**What is asked:** Gather all lines in the entries that include the word "available".

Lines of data
---

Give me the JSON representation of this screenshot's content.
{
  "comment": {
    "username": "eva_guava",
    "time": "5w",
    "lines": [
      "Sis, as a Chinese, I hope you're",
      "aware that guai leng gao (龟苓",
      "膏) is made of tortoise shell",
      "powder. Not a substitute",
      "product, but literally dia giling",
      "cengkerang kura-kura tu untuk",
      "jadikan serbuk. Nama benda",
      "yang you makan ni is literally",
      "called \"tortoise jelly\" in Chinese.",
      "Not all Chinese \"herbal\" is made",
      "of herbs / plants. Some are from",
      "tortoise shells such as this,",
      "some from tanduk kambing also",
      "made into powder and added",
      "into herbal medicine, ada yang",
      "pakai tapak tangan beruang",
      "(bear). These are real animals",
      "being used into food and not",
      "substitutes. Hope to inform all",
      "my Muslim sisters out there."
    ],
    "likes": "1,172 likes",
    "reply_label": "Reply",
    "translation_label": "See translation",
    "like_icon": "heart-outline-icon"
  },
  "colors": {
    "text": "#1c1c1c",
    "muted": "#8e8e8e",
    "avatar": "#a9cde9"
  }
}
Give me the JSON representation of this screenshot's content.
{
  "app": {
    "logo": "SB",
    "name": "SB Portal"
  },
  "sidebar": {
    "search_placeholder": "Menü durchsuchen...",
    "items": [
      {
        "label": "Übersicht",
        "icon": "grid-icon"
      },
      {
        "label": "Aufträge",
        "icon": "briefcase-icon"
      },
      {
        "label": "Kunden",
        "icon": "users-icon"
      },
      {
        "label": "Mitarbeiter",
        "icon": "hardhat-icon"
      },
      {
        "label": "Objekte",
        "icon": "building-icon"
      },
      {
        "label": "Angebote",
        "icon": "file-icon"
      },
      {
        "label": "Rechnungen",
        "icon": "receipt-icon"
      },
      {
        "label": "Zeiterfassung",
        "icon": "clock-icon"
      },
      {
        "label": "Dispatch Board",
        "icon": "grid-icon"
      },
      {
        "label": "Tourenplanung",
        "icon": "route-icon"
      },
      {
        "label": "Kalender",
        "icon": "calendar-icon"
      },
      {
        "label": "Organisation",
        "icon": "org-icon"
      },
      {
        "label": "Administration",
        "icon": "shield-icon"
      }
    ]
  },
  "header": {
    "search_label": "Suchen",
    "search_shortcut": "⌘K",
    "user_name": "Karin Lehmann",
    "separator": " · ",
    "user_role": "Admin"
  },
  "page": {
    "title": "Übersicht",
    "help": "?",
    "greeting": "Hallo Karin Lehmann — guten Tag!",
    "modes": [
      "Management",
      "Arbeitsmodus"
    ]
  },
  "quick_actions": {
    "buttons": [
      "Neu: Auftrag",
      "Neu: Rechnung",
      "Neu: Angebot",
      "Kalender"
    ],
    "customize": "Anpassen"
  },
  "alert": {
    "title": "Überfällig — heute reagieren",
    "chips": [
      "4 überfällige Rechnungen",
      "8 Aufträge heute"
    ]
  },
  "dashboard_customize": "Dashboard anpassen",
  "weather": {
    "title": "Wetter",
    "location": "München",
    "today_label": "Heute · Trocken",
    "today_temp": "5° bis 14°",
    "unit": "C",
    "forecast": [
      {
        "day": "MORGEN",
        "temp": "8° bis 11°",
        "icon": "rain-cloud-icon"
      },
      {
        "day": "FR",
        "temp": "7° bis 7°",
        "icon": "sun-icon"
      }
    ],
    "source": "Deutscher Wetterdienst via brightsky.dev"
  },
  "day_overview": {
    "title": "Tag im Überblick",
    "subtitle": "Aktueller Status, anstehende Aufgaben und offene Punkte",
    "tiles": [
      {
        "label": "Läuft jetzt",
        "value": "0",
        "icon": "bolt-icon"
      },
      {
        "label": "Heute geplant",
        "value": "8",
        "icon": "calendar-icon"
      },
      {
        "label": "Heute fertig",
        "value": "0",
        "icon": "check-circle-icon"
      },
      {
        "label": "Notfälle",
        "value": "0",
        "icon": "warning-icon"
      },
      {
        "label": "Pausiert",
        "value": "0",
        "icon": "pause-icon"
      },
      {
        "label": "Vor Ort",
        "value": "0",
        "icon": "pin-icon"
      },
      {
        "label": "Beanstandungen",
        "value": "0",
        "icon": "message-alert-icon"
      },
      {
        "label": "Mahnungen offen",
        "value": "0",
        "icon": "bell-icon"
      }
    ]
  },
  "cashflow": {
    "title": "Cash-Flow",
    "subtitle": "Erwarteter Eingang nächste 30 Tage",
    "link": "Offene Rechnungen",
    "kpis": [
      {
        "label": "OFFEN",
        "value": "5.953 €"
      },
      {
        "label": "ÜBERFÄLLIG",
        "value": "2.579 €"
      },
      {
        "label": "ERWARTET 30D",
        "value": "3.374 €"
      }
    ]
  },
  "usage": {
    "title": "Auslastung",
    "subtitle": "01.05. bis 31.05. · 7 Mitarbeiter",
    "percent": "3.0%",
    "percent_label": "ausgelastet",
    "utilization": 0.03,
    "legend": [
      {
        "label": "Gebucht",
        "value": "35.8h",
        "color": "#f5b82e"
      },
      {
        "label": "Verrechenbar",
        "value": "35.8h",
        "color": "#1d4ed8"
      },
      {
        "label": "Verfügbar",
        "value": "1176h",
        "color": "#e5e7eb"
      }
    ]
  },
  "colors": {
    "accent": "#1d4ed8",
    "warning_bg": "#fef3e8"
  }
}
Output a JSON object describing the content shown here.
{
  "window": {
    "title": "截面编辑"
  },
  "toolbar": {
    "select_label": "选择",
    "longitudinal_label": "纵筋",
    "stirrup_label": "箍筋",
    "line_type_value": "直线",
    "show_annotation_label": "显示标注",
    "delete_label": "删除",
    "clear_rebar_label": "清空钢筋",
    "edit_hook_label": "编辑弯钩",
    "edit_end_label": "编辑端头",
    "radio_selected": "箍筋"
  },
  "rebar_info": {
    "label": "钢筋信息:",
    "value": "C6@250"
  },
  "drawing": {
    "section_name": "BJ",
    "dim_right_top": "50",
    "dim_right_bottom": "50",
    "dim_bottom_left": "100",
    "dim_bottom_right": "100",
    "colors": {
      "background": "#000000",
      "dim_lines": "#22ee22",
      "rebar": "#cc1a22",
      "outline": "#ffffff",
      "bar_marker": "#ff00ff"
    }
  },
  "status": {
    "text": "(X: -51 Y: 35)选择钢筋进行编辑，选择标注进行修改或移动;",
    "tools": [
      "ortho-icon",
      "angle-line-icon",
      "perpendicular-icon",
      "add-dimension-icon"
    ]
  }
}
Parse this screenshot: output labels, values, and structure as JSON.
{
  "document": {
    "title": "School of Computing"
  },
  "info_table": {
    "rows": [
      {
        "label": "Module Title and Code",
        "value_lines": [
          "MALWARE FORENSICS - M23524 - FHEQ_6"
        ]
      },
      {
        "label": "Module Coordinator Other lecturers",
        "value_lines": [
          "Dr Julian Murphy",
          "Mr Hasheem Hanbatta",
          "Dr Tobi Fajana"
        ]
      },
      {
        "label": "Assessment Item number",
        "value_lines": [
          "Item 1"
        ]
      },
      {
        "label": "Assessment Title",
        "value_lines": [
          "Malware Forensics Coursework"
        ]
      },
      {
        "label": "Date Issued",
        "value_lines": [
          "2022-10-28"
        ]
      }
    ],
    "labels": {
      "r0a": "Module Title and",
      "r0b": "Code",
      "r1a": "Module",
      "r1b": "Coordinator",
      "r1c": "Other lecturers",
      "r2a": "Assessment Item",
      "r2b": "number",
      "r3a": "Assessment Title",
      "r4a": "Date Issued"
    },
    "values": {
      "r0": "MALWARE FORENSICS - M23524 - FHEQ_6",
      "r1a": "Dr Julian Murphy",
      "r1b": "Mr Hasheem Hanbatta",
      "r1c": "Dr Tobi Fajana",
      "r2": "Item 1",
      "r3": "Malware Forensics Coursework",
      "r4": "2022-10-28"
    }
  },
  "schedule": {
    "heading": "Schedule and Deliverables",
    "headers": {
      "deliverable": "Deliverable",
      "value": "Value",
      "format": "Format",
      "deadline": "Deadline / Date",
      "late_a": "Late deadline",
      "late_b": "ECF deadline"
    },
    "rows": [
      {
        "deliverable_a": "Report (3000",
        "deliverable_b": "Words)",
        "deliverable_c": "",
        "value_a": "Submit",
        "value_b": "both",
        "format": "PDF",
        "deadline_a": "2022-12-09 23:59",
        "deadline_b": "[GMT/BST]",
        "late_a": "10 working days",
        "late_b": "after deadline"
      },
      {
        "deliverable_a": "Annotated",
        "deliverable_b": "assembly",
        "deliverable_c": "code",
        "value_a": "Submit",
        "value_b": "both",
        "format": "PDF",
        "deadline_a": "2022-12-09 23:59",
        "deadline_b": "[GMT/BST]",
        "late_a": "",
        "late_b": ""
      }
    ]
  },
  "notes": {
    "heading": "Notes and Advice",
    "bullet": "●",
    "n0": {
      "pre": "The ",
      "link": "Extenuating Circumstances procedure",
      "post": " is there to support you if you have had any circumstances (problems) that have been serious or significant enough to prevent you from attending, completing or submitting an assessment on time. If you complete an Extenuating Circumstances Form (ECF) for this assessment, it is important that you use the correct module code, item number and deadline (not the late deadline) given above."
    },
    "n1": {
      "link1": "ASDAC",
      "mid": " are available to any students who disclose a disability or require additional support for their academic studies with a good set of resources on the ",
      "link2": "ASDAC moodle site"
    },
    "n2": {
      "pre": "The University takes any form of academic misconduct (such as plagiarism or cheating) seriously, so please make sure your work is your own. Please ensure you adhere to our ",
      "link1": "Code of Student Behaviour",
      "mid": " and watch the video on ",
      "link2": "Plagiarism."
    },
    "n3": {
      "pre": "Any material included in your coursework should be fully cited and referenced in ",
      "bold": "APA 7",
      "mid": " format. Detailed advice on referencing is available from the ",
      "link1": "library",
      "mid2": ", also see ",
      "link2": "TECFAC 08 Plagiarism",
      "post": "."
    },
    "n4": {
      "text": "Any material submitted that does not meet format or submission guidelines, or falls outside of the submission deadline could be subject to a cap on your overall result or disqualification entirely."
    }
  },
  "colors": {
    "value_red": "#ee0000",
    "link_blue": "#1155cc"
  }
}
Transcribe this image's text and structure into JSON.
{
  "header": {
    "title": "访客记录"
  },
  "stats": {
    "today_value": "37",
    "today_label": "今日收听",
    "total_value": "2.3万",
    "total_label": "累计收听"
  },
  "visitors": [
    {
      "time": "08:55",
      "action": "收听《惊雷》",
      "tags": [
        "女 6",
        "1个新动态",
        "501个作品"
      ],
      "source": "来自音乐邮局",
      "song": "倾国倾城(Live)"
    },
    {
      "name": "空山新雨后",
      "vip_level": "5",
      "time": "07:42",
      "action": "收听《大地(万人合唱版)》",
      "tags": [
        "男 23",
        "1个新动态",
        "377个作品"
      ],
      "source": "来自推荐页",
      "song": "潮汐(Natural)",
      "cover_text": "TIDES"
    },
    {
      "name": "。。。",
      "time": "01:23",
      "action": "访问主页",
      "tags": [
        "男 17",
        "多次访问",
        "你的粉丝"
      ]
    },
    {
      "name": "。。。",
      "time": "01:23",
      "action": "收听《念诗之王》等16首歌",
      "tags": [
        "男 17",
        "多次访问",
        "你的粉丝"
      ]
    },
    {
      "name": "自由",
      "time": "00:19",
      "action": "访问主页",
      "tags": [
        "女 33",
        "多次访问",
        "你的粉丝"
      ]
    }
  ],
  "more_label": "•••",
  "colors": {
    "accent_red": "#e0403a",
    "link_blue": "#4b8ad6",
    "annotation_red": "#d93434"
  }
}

---

**The answer:**
      "mid": " are available to any students who disclose a disability or require additional support for their academic studies with a good set of resources on the ",
      "mid": " format. Detailed advice on referencing is available from the ",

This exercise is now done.